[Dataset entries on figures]
□ □ □

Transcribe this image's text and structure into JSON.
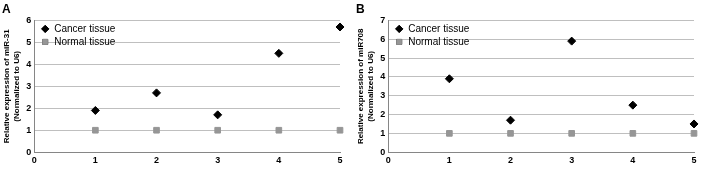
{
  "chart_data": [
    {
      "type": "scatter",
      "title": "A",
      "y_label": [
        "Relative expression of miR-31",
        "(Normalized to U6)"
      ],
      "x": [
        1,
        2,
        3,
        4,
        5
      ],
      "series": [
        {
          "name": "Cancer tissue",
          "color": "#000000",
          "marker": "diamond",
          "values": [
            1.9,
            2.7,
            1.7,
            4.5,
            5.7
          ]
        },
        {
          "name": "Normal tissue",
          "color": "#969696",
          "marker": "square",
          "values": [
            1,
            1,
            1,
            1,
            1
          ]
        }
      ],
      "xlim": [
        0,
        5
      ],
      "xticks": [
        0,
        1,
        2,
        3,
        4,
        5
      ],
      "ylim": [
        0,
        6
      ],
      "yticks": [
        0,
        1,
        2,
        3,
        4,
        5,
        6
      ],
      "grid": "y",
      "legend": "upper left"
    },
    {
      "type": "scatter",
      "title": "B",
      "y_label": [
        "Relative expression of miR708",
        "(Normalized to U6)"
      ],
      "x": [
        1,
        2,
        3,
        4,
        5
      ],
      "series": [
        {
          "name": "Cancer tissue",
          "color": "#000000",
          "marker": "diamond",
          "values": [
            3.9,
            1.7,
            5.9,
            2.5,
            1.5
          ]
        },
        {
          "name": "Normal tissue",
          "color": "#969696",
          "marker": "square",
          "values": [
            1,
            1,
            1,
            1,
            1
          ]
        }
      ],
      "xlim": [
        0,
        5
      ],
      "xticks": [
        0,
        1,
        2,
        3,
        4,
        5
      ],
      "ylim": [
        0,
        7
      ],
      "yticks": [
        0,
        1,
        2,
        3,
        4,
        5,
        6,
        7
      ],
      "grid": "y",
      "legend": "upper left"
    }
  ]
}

□ □ □

Written task:
Locate the word "Relative" in the data above. Copy every line carrying it.

Reply to the task:
        "Relative expression of miR-31",
        "Relative expression of miR708",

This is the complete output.